Task to complete >>
In the data below, locate each line with the word "wohl" and list it.

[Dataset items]
>> START

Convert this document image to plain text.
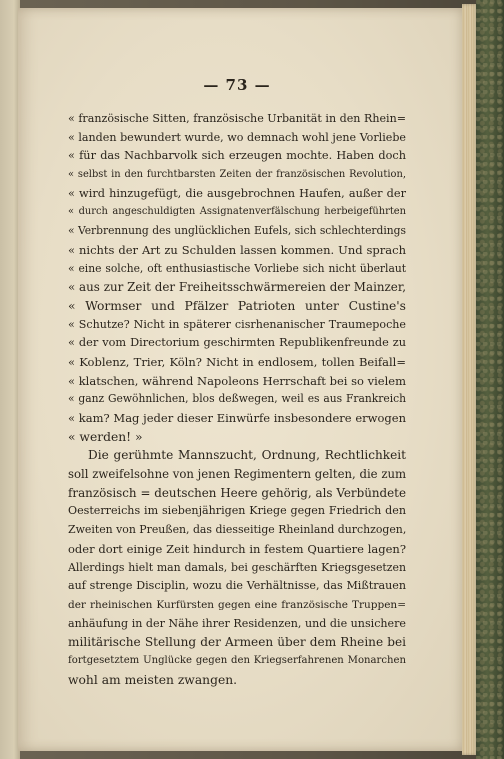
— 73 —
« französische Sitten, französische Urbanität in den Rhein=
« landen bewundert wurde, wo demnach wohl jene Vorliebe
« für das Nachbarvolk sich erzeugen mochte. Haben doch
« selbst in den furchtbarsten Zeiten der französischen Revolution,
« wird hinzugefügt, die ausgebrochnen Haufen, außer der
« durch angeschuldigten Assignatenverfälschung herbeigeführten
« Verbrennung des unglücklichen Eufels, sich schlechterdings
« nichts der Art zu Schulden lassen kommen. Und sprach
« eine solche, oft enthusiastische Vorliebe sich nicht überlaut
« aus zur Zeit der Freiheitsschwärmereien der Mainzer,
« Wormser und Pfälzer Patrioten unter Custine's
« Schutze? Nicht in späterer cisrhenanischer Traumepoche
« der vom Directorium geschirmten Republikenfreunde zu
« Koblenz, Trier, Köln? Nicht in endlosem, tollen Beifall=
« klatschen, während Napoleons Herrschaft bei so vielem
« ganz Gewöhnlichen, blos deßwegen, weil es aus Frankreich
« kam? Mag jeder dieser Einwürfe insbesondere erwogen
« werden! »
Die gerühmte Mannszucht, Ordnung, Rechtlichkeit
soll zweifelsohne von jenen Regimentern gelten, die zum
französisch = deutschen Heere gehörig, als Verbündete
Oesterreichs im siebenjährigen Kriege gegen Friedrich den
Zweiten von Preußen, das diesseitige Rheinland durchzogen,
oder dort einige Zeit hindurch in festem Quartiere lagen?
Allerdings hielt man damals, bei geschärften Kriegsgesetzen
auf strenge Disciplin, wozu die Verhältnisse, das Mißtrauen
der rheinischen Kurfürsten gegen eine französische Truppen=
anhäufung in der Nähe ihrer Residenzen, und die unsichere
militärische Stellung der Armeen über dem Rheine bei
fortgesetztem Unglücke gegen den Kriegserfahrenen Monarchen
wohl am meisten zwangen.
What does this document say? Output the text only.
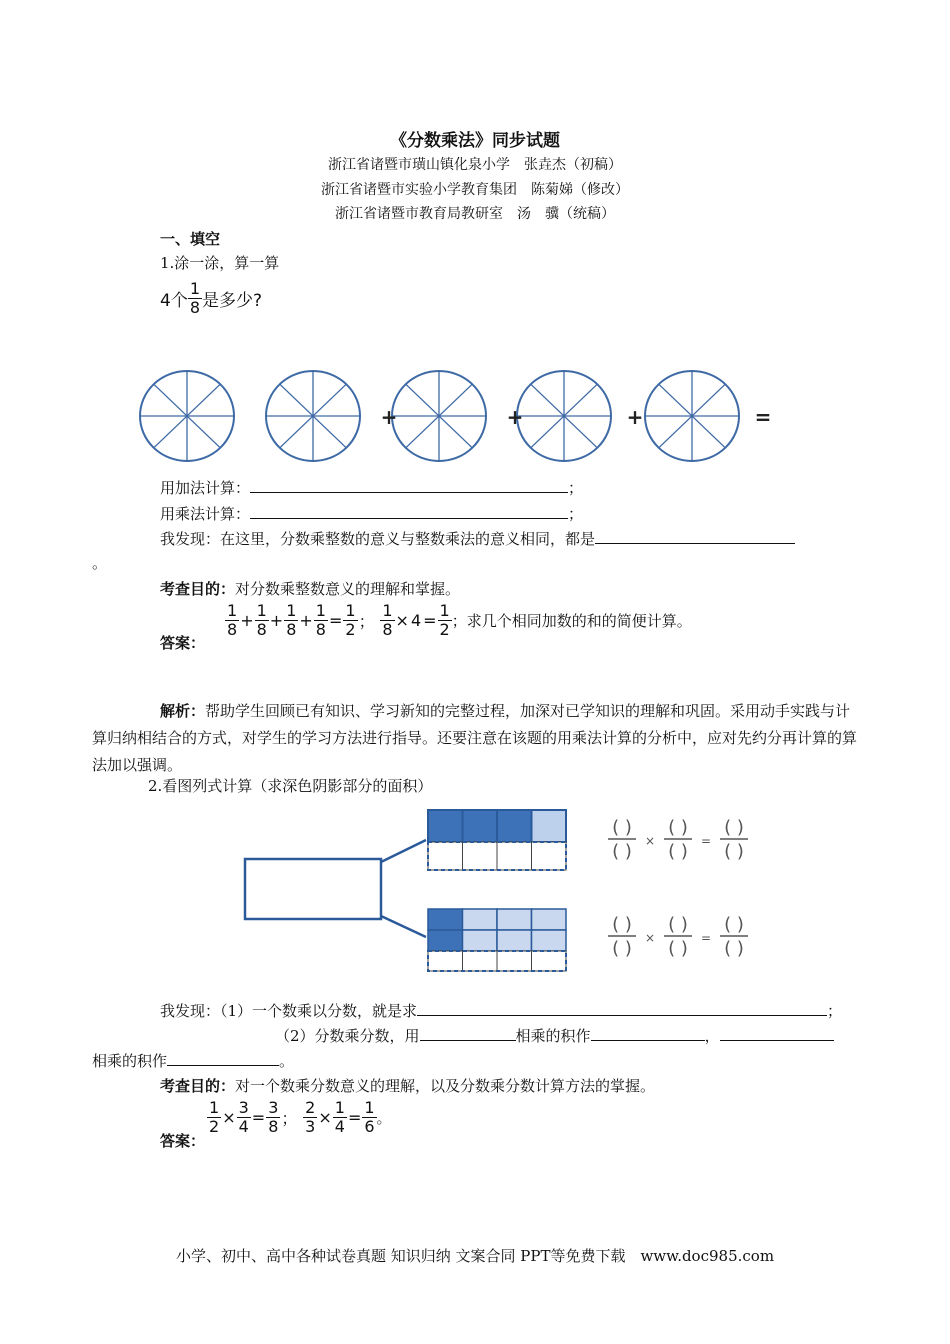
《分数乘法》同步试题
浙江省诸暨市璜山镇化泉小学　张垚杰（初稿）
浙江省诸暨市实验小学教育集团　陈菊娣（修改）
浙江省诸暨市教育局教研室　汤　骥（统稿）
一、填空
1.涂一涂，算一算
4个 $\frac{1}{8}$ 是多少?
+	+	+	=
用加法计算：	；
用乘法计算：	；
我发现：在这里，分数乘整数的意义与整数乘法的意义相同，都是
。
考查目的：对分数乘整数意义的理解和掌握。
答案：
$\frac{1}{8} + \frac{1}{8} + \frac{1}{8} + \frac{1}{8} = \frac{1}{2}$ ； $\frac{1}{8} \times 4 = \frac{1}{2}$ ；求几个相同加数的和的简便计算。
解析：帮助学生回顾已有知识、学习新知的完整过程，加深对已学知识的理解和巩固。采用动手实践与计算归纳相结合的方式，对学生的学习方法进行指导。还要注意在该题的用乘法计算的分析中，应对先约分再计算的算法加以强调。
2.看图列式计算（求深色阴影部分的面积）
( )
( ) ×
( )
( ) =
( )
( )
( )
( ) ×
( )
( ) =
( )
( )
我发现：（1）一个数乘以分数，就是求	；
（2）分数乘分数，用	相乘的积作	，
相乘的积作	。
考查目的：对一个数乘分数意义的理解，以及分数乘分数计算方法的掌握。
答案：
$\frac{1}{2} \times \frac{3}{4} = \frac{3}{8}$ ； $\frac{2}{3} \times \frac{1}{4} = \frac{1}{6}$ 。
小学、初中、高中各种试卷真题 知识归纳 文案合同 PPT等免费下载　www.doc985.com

>> END

Expected answer >>
« landen bewundert wurde, wo demnach wohl jene Vorliebe
wohl am meisten zwangen.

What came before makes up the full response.